## TO DO
Reproduce all the entries exactly.

## EXCERPTED DATA
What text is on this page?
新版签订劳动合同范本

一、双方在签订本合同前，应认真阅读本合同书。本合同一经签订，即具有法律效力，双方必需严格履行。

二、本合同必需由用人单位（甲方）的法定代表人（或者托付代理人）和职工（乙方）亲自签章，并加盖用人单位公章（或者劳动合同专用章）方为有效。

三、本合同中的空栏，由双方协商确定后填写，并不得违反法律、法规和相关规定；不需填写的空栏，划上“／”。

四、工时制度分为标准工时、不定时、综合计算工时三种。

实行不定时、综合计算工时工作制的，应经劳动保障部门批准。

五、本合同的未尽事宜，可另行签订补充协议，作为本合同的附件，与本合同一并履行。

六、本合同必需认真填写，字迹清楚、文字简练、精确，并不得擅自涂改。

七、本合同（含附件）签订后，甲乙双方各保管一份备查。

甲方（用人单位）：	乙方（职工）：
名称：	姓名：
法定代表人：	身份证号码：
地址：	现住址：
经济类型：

## THE OUTPUT
What text is on this page?
新版签订劳动合同范本

一、双方在签订本合同前，应认真阅读本合同书。本合同一经签订，即具有法律效力，双方必需严格履行。

二、本合同必需由用人单位（甲方）的法定代表人（或者托付代理人）和职工（乙方）亲自签章，并加盖用人单位公章（或者劳动合同专用章）方为有效。

三、本合同中的空栏，由双方协商确定后填写，并不得违反法律、法规和相关规定；不需填写的空栏，划上“／”。

四、工时制度分为标准工时、不定时、综合计算工时三种。

实行不定时、综合计算工时工作制的，应经劳动保障部门批准。

五、本合同的未尽事宜，可另行签订补充协议，作为本合同的附件，与本合同一并履行。

六、本合同必需认真填写，字迹清楚、文字简练、精确，并不得擅自涂改。

七、本合同（含附件）签订后，甲乙双方各保管一份备查。

甲方（用人单位）：	乙方（职工）：
名称：	姓名：
法定代表人：	身份证号码：
地址：	现住址：
经济类型：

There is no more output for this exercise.